# Work to be completed:
Copy the records below without any change, from the line that contains "Localize all elements." through the line that contains "subtitle-toggle-icon[interactable]: ▤ xyxy=(906,268,915,279)", including both of those lines.

# Data:
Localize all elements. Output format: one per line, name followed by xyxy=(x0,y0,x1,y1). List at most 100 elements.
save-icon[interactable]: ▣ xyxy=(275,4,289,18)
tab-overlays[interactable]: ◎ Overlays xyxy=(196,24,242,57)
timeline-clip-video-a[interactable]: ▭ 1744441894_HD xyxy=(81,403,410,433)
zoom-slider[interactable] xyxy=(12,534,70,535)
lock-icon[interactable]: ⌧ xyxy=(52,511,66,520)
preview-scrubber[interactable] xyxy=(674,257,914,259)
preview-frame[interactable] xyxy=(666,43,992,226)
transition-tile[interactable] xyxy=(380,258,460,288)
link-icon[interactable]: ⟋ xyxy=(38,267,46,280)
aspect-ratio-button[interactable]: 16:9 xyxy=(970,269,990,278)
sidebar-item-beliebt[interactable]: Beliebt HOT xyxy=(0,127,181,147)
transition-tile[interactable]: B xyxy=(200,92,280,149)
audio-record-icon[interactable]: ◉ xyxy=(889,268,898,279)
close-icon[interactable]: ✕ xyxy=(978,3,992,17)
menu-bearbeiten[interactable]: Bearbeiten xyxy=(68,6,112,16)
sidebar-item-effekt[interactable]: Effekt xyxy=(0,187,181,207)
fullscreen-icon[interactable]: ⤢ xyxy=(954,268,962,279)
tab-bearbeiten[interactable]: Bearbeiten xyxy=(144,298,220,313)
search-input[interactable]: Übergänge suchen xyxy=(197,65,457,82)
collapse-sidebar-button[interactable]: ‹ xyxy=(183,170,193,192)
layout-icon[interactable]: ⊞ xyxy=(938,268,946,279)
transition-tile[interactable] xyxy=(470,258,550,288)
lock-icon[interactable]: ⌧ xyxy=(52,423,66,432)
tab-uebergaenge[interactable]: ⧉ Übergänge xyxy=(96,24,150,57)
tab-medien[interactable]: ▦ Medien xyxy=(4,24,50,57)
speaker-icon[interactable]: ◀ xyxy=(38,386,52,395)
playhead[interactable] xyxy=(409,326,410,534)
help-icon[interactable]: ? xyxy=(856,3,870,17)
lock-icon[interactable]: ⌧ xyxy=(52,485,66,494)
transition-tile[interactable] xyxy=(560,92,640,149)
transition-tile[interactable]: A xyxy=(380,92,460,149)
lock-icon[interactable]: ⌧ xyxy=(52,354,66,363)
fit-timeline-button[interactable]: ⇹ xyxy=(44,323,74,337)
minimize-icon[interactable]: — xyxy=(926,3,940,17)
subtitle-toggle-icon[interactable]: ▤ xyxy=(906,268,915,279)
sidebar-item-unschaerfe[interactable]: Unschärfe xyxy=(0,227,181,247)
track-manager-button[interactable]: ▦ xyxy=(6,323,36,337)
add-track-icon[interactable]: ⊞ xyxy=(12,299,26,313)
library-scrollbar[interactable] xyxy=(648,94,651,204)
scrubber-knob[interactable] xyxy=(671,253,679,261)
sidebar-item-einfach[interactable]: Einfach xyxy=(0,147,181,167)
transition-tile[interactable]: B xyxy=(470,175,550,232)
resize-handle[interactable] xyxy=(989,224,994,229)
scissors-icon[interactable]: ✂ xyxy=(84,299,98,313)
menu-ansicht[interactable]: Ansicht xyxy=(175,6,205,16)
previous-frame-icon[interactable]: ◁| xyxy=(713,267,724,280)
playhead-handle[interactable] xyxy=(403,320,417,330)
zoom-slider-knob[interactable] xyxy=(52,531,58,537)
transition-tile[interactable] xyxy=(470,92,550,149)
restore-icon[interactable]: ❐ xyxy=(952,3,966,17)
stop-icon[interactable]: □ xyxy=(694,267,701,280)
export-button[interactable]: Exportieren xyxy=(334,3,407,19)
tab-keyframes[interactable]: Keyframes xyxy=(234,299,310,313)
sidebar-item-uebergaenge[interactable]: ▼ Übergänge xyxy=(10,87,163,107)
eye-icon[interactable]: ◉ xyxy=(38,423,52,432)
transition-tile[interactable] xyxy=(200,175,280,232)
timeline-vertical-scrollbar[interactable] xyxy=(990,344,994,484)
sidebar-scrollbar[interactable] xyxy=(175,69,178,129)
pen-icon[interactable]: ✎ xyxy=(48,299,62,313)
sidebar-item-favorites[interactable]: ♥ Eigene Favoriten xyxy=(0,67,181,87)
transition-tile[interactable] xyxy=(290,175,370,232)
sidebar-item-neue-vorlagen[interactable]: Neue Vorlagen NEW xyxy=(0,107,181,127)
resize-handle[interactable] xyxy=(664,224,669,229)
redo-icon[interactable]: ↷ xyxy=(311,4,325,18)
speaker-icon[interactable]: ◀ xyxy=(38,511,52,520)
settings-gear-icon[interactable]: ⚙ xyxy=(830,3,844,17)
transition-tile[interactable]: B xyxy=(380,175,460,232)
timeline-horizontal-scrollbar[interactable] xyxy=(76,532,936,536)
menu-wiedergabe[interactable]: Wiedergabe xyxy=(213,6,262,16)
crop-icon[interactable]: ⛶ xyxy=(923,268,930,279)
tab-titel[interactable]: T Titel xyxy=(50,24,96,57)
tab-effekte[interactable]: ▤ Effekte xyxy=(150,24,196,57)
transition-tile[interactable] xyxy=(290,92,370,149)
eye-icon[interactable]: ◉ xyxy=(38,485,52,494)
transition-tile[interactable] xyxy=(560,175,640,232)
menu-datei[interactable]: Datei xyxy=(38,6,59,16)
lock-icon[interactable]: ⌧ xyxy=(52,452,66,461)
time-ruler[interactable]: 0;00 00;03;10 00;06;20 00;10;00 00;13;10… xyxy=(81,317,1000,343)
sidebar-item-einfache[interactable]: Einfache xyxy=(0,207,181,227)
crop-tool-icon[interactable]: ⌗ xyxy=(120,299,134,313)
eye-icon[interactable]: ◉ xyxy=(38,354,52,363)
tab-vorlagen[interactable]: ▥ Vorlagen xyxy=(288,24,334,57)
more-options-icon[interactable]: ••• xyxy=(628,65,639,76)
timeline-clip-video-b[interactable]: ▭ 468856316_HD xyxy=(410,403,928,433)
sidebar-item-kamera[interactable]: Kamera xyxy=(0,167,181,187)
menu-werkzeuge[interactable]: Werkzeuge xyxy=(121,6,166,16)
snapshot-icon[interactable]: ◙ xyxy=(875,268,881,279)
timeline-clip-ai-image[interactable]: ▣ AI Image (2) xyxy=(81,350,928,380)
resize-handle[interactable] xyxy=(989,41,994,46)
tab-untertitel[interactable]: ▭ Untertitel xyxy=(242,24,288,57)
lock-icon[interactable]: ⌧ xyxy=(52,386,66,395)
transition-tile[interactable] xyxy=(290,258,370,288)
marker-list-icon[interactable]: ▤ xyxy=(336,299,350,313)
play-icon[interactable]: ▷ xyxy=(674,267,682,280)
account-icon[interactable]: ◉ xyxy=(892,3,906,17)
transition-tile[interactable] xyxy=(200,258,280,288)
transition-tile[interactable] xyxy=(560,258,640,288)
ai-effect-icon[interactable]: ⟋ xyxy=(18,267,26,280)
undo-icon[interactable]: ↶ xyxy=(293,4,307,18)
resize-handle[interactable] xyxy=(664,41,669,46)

---

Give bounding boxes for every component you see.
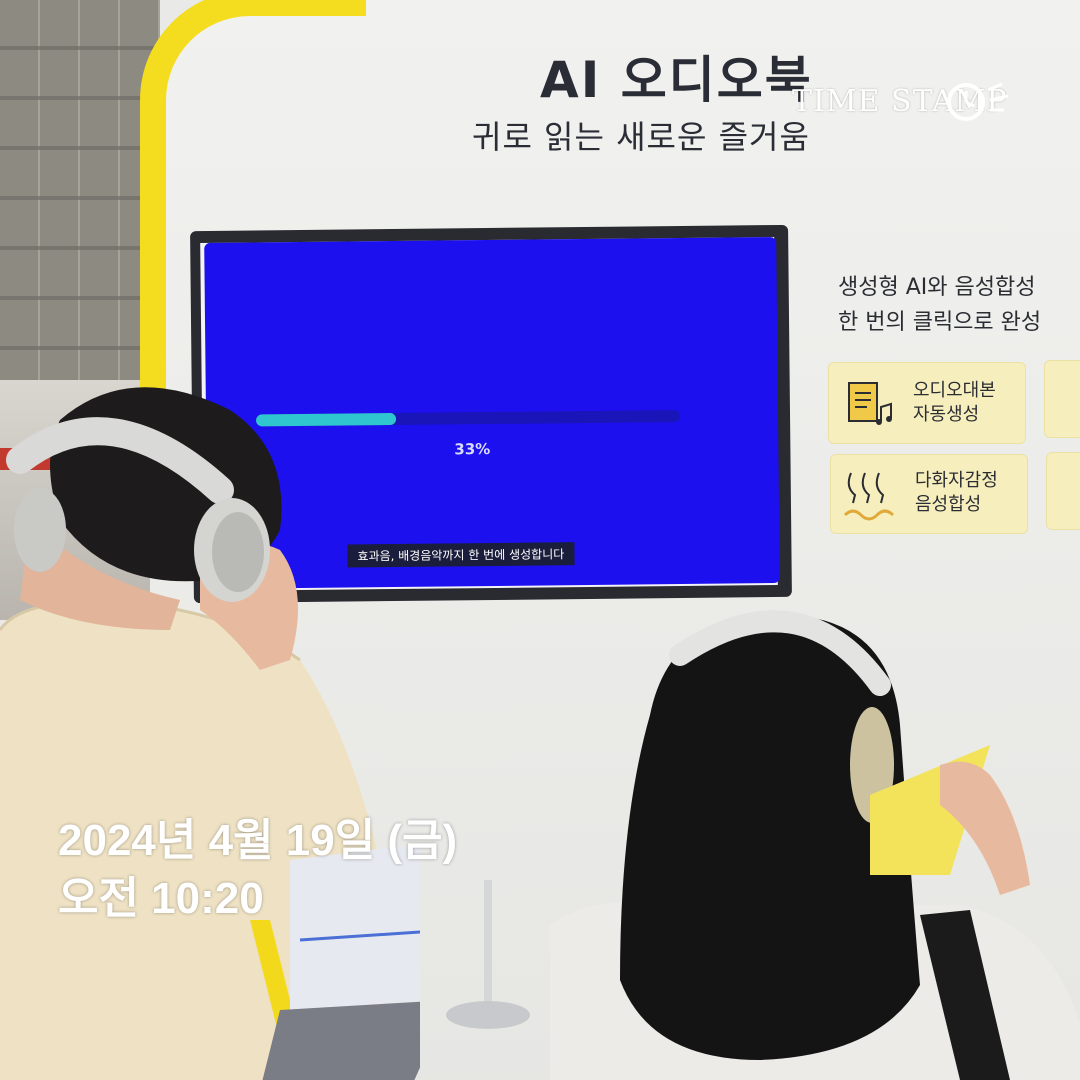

# Task output:
Localize all elements. Output format: one per line, name followed by xyxy=(x0,y0,x1,y1). List at most 100 elements.
save-icon[interactable]: ▣ xyxy=(275,4,289,18)
tab-overlays[interactable]: ◎ Overlays xyxy=(196,24,242,57)
timeline-clip-video-a[interactable]: ▭ 1744441894_HD xyxy=(81,403,410,433)
zoom-slider[interactable] xyxy=(12,534,70,535)
lock-icon[interactable]: ⌧ xyxy=(52,511,66,520)
preview-scrubber[interactable] xyxy=(674,257,914,259)
preview-frame[interactable] xyxy=(666,43,992,226)
transition-tile[interactable] xyxy=(380,258,460,288)
link-icon[interactable]: ⟋ xyxy=(38,267,46,280)
aspect-ratio-button[interactable]: 16:9 xyxy=(970,269,990,278)
sidebar-item-beliebt[interactable]: Beliebt HOT xyxy=(0,127,181,147)
transition-tile[interactable]: B xyxy=(200,92,280,149)
audio-record-icon[interactable]: ◉ xyxy=(889,268,898,279)
close-icon[interactable]: ✕ xyxy=(978,3,992,17)
menu-bearbeiten[interactable]: Bearbeiten xyxy=(68,6,112,16)
sidebar-item-effekt[interactable]: Effekt xyxy=(0,187,181,207)
fullscreen-icon[interactable]: ⤢ xyxy=(954,268,962,279)
tab-bearbeiten[interactable]: Bearbeiten xyxy=(144,298,220,313)
search-input[interactable]: Übergänge suchen xyxy=(197,65,457,82)
collapse-sidebar-button[interactable]: ‹ xyxy=(183,170,193,192)
layout-icon[interactable]: ⊞ xyxy=(938,268,946,279)
transition-tile[interactable] xyxy=(470,258,550,288)
lock-icon[interactable]: ⌧ xyxy=(52,423,66,432)
tab-uebergaenge[interactable]: ⧉ Übergänge xyxy=(96,24,150,57)
tab-medien[interactable]: ▦ Medien xyxy=(4,24,50,57)
speaker-icon[interactable]: ◀ xyxy=(38,386,52,395)
playhead[interactable] xyxy=(409,326,410,534)
help-icon[interactable]: ? xyxy=(856,3,870,17)
lock-icon[interactable]: ⌧ xyxy=(52,485,66,494)
transition-tile[interactable] xyxy=(560,92,640,149)
transition-tile[interactable]: A xyxy=(380,92,460,149)
lock-icon[interactable]: ⌧ xyxy=(52,354,66,363)
fit-timeline-button[interactable]: ⇹ xyxy=(44,323,74,337)
minimize-icon[interactable]: — xyxy=(926,3,940,17)
subtitle-toggle-icon[interactable]: ▤ xyxy=(906,268,915,279)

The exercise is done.